Aim of the task – In the entries below, find the lines with the word "pole" and copy them.

(Recorded data)
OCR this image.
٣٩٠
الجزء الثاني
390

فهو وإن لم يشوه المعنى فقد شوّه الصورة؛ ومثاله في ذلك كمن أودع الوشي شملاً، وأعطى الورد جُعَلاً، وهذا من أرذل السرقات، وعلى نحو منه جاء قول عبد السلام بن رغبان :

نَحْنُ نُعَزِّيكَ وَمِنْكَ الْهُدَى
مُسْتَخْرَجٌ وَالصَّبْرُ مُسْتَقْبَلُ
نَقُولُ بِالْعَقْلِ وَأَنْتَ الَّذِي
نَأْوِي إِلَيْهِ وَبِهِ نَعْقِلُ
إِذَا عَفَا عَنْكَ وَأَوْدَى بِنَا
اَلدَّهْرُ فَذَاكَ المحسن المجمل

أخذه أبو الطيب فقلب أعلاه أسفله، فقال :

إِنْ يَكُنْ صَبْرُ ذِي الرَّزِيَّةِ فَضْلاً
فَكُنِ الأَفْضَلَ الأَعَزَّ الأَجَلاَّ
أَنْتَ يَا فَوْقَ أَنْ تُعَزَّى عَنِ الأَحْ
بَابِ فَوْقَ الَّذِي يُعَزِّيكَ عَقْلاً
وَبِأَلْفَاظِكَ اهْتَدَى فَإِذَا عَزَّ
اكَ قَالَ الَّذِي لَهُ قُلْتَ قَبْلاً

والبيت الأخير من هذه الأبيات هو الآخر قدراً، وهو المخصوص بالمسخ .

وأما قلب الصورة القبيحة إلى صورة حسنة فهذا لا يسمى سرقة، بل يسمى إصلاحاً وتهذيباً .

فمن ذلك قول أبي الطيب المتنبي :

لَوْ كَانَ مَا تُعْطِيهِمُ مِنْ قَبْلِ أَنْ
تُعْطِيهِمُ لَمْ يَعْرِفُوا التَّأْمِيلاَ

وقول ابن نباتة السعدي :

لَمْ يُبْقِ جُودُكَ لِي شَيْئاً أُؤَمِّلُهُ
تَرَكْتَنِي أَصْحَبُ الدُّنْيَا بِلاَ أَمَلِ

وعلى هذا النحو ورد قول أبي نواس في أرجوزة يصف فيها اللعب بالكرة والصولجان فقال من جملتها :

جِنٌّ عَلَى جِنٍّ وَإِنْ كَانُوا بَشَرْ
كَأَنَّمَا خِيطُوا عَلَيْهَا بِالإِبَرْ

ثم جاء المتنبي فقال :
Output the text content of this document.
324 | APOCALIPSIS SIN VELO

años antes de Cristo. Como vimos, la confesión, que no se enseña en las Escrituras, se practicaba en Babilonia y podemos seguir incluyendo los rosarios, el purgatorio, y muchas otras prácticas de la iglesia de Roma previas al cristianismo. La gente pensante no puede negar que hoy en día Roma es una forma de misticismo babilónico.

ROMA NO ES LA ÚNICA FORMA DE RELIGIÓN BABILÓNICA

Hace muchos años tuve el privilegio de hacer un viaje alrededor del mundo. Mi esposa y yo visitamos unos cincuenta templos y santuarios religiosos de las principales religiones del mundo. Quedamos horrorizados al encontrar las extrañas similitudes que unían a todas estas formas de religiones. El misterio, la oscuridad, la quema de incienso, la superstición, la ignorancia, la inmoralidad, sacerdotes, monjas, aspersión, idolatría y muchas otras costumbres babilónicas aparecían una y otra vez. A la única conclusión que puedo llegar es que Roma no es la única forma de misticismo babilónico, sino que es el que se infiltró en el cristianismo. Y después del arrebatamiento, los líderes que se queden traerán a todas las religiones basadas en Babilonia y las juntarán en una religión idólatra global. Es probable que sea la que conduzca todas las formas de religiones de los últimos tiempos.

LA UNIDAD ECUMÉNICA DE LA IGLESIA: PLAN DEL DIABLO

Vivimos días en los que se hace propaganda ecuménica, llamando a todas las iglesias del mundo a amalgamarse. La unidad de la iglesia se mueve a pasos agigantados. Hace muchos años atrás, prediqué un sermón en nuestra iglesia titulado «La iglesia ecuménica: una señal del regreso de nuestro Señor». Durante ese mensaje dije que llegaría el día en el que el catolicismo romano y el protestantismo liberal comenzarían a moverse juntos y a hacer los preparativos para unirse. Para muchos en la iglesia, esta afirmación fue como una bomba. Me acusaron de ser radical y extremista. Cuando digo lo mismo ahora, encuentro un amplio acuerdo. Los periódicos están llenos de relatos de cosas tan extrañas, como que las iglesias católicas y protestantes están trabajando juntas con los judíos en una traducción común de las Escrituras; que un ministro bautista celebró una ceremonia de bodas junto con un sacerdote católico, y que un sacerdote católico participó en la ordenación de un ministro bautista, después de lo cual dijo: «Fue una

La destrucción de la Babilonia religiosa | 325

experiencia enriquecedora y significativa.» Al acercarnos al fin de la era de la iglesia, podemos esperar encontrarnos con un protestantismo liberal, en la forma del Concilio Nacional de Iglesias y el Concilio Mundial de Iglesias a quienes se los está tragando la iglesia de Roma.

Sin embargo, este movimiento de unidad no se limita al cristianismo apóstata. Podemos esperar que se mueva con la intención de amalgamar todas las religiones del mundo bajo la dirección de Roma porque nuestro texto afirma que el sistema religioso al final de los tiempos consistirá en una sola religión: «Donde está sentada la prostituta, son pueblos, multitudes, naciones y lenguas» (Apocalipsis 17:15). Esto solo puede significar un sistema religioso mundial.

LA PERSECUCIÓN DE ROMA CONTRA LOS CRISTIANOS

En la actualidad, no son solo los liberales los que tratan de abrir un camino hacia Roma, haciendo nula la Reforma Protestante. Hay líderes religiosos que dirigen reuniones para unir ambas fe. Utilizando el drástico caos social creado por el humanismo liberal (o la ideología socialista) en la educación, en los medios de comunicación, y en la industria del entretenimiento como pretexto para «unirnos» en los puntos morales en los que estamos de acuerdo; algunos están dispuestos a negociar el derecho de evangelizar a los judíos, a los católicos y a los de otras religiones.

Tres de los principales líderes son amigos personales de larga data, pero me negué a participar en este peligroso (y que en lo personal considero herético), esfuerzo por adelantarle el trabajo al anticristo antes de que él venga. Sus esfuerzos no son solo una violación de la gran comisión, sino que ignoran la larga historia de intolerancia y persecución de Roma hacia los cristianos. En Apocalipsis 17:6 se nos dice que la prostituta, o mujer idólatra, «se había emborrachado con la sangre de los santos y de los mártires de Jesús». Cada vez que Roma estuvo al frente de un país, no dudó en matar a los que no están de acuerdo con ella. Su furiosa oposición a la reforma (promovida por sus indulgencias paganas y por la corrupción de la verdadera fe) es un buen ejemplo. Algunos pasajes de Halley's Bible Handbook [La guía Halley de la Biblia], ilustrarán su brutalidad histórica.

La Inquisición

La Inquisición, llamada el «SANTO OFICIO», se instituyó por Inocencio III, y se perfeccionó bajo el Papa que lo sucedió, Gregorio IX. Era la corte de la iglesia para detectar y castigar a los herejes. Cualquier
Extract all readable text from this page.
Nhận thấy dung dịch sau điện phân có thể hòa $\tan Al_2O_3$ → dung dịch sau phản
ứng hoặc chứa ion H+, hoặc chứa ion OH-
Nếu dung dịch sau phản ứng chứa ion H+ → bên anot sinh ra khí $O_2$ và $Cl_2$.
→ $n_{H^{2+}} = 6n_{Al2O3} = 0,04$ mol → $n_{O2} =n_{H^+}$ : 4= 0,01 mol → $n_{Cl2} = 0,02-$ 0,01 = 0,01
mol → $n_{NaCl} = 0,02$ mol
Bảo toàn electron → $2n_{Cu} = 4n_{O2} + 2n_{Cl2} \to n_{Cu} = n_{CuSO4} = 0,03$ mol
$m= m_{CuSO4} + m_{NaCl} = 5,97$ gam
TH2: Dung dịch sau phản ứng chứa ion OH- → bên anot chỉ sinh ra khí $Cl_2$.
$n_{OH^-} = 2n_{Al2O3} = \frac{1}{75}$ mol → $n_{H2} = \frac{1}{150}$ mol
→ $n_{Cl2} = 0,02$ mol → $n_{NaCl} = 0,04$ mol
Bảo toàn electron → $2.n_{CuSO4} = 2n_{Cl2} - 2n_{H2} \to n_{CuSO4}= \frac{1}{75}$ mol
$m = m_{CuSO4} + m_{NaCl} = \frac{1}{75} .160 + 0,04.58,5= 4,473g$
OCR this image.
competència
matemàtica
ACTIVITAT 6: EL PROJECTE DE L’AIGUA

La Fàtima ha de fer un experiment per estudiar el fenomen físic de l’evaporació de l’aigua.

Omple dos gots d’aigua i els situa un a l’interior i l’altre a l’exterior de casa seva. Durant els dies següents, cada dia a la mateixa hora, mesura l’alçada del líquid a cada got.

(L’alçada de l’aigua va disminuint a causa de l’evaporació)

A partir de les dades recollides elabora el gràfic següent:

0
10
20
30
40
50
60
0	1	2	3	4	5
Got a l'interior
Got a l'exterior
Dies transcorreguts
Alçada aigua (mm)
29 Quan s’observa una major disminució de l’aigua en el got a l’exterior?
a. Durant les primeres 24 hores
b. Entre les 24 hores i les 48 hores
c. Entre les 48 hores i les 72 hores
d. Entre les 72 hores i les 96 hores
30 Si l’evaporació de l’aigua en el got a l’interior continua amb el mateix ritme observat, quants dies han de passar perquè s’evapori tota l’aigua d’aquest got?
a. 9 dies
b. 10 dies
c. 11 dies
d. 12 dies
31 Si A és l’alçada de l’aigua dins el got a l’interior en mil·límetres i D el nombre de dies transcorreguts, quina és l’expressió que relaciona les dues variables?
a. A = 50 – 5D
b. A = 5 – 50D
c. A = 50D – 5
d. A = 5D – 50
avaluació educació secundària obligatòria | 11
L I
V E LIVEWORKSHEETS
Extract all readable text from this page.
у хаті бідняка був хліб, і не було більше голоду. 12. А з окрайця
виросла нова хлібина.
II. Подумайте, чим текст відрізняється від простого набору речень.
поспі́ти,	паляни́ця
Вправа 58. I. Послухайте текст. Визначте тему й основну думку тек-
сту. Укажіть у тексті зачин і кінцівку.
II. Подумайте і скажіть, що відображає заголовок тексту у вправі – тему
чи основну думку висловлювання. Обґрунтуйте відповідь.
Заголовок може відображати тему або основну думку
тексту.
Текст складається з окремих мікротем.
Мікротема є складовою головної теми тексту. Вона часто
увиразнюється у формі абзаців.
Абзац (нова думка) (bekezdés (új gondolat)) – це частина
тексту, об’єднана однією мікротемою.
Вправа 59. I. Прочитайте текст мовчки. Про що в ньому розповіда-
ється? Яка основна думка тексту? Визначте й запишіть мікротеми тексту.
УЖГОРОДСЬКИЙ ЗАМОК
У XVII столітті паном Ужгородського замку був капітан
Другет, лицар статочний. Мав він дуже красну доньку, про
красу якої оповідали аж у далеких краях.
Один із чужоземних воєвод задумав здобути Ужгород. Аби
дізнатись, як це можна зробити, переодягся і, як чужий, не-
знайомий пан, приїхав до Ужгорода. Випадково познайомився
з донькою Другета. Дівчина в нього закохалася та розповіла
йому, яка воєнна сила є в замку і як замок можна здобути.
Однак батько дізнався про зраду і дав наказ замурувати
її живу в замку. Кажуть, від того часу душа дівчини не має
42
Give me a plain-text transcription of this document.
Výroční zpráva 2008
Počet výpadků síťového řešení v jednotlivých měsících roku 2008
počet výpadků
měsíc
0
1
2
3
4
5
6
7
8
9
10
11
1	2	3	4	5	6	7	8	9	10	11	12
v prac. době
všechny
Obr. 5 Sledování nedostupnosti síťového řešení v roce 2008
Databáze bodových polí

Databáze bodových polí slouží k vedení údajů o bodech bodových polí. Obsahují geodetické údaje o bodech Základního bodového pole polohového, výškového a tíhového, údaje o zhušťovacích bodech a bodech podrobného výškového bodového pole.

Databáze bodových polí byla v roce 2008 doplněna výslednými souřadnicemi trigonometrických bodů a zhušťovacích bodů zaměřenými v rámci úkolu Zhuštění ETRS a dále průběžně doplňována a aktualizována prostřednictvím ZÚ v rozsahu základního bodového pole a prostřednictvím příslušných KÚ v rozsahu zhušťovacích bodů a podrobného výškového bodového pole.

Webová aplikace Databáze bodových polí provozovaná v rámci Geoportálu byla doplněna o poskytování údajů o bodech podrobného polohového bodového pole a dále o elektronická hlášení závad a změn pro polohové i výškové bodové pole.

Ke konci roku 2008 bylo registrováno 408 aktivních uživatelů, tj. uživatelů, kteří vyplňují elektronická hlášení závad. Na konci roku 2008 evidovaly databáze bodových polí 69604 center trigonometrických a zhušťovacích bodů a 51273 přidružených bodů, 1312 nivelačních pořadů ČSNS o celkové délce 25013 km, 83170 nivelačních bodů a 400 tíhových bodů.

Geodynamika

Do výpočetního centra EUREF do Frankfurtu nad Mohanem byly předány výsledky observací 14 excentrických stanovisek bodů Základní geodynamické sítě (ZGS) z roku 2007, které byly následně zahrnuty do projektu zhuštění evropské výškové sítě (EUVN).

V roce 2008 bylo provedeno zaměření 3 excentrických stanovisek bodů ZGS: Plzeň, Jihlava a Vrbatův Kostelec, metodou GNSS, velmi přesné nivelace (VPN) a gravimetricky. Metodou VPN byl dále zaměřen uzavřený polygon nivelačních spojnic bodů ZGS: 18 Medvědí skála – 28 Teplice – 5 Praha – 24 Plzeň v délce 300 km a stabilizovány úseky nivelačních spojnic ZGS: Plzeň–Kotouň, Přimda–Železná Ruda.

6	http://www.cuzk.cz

Full response –
Databáze bodových polí slouží k vedení údajů o bodech bodových polí. Obsahují geodetické údaje o bodech Základního bodového pole polohového, výškového a tíhového, údaje o zhušťovacích bodech a bodech podrobného výškového bodového pole.
Databáze bodových polí byla v roce 2008 doplněna výslednými souřadnicemi trigonometrických bodů a zhušťovacích bodů zaměřenými v rámci úkolu Zhuštění ETRS a dále průběžně doplňována a aktualizována prostřednictvím ZÚ v rozsahu základního bodového pole a prostřednictvím příslušných KÚ v rozsahu zhušťovacích bodů a podrobného výškového bodového pole.
Webová aplikace Databáze bodových polí provozovaná v rámci Geoportálu byla doplněna o poskytování údajů o bodech podrobného polohového bodového pole a dále o elektronická hlášení závad a změn pro polohové i výškové bodové pole.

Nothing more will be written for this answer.